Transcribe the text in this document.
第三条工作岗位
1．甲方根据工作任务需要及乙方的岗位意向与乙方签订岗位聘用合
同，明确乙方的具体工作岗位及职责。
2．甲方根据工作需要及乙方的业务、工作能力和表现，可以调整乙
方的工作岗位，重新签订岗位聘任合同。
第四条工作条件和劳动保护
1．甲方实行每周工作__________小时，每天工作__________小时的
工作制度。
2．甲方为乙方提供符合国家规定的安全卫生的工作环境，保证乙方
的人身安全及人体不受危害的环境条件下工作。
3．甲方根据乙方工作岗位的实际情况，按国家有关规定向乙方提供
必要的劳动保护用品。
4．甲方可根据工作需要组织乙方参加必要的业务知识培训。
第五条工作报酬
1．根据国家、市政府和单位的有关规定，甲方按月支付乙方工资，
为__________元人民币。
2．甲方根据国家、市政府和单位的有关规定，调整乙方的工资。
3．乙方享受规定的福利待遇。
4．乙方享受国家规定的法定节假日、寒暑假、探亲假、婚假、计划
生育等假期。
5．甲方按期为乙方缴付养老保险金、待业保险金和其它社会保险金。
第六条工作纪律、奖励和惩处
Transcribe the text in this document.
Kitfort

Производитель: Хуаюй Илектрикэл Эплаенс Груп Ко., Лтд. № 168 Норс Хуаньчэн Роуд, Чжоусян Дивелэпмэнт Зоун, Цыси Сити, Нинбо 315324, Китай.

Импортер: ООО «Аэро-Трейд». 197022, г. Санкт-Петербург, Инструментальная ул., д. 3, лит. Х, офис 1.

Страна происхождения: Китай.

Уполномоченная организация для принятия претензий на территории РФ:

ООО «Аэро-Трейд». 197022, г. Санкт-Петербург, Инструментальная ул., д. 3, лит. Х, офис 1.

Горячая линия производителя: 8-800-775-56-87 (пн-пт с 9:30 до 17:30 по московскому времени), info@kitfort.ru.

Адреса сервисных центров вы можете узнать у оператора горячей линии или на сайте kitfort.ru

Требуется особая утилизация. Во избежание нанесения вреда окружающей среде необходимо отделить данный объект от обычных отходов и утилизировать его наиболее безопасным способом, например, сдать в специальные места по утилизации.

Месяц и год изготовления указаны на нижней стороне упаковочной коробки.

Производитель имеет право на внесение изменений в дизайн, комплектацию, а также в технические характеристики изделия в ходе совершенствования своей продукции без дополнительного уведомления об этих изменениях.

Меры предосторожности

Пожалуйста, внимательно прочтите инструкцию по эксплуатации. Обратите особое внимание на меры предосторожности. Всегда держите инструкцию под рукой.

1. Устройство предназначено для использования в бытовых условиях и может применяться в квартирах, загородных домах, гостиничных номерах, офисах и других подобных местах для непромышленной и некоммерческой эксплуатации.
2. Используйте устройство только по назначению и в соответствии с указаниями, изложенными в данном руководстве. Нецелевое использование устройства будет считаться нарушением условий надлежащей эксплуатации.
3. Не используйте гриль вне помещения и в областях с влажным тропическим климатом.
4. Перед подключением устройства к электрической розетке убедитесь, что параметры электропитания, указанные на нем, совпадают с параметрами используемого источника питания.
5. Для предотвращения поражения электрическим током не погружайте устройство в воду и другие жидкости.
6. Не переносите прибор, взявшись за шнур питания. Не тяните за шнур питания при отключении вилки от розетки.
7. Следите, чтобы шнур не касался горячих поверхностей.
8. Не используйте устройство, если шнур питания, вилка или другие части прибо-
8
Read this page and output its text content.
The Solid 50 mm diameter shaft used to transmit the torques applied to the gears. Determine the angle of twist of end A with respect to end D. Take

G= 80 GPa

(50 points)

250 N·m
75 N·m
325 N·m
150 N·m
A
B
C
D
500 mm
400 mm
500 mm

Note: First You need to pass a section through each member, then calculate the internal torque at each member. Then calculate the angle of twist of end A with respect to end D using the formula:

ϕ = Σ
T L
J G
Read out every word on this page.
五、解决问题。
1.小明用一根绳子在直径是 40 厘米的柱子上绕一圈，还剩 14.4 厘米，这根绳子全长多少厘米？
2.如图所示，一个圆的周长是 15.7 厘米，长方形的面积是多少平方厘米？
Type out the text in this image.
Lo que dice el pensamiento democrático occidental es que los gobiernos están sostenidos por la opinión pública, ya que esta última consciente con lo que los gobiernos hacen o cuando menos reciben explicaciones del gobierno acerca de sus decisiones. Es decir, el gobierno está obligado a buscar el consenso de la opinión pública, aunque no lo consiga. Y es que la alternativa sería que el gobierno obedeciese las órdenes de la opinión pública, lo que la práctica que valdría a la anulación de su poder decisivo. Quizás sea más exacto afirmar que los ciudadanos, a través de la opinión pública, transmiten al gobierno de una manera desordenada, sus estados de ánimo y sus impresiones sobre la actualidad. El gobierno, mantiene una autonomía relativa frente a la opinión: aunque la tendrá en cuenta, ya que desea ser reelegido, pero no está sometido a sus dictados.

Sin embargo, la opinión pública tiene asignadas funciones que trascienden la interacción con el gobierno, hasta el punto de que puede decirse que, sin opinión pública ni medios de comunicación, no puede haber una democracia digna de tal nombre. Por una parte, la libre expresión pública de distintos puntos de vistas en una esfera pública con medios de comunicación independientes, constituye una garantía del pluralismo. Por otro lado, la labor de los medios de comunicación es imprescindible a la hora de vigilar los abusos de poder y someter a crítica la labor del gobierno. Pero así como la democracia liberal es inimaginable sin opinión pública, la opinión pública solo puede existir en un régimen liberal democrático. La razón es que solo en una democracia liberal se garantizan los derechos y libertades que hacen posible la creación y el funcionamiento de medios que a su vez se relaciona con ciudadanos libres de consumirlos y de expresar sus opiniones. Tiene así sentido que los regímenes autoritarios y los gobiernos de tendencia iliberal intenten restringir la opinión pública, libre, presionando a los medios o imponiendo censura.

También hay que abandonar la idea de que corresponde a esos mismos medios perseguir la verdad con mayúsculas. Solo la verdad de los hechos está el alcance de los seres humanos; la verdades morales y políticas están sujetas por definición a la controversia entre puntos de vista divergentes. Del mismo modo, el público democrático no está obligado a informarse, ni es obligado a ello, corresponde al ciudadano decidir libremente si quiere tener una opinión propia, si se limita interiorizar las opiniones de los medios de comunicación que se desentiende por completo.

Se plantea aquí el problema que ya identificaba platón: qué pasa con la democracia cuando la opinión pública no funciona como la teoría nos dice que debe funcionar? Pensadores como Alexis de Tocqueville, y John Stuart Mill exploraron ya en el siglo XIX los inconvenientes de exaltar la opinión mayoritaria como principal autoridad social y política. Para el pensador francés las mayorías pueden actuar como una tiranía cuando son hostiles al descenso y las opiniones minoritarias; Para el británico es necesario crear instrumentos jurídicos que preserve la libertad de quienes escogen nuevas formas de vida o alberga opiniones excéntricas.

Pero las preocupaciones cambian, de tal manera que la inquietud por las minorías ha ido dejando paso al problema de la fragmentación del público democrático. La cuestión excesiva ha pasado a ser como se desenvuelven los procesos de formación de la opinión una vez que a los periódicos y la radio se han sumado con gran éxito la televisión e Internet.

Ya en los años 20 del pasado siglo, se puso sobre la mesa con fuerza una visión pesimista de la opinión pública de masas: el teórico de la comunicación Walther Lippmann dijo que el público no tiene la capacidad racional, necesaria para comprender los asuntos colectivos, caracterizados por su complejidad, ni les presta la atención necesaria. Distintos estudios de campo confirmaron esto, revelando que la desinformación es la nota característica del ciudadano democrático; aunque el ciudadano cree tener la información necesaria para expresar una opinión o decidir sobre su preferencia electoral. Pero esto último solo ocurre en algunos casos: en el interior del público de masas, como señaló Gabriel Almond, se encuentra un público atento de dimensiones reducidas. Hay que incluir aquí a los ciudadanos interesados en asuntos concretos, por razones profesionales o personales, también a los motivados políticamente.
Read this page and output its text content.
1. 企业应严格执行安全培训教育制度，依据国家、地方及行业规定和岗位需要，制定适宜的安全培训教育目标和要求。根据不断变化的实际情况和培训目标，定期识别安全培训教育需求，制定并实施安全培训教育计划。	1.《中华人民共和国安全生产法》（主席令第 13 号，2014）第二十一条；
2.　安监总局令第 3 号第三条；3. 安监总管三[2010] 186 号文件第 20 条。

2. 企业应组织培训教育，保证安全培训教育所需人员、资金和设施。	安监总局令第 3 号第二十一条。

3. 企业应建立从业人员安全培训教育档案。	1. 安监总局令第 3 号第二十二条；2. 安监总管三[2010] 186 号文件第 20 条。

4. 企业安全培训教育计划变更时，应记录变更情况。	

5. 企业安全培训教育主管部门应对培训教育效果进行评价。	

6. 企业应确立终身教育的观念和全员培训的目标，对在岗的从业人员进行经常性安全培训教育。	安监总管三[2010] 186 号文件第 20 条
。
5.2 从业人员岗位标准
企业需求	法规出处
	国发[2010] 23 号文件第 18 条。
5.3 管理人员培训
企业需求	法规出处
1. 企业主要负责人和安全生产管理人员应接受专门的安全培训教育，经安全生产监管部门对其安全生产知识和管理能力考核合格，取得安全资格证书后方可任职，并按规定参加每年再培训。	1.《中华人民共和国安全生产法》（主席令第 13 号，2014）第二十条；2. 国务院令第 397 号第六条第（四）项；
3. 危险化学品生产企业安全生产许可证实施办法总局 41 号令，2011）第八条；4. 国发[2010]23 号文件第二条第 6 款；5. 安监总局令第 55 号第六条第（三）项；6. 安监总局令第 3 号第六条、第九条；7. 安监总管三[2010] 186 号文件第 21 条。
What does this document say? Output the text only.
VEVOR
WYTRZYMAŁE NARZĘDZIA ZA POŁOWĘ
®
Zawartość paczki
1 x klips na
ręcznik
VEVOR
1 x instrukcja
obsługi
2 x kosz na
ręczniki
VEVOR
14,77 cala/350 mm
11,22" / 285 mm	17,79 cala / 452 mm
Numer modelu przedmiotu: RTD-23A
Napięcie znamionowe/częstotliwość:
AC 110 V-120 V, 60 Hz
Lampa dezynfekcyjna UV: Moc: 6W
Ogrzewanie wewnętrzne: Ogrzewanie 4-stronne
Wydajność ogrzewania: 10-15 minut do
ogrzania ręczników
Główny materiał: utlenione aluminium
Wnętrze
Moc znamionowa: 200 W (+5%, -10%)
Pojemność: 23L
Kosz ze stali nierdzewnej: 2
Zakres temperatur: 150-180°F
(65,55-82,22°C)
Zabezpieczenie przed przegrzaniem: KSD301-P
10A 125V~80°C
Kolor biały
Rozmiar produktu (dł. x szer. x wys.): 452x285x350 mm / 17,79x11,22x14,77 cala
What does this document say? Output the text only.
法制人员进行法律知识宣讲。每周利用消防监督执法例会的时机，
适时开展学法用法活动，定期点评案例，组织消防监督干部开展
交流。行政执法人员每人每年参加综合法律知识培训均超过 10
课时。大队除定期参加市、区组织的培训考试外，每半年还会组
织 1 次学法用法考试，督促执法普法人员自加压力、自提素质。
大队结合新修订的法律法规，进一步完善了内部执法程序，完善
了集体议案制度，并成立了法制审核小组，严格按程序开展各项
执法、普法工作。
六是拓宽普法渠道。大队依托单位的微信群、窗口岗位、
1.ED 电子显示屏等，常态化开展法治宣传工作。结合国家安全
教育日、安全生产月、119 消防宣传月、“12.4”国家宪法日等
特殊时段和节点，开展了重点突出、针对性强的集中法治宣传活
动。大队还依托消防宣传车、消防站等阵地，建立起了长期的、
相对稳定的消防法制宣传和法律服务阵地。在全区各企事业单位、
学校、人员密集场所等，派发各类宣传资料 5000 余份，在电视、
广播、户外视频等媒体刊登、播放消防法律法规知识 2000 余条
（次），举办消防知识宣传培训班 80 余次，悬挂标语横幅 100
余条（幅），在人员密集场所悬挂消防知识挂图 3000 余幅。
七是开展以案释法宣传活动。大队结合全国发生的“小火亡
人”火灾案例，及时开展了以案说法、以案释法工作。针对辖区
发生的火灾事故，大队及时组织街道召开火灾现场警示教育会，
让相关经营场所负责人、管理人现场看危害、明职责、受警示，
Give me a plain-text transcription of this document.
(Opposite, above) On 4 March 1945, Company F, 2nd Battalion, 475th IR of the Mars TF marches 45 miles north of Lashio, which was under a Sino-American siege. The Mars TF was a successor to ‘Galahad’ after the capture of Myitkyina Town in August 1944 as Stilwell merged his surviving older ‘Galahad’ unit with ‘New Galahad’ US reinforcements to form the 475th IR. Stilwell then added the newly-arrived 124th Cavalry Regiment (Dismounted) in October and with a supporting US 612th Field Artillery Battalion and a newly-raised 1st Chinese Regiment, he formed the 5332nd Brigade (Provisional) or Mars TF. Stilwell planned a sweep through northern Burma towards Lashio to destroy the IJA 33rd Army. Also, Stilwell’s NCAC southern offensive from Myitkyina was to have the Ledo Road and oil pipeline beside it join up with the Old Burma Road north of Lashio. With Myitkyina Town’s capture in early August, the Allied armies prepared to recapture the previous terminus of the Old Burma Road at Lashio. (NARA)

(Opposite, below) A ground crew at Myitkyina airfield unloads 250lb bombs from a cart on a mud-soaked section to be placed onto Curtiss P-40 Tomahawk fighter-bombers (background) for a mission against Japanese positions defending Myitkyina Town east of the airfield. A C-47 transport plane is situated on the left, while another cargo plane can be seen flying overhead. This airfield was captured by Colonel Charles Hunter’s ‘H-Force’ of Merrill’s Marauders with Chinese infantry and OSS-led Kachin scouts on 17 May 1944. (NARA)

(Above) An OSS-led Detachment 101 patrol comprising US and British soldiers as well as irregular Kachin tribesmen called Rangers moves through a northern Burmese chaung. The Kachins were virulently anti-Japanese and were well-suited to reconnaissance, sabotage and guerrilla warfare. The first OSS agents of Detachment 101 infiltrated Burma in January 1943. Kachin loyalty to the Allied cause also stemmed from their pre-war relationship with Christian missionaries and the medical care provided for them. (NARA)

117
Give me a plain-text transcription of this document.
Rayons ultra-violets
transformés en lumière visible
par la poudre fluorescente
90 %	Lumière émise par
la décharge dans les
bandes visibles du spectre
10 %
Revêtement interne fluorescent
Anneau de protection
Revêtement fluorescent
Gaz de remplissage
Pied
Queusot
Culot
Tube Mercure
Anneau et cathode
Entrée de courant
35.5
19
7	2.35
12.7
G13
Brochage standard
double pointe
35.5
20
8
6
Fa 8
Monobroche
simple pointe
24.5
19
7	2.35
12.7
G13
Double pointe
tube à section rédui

Goal: Show every line in the records above that contains the word "предосторожности".

Result:
Меры предосторожности
Пожалуйста, внимательно прочтите инструкцию по эксплуатации. Обратите особое внимание на меры предосторожности. Всегда держите инструкцию под рукой.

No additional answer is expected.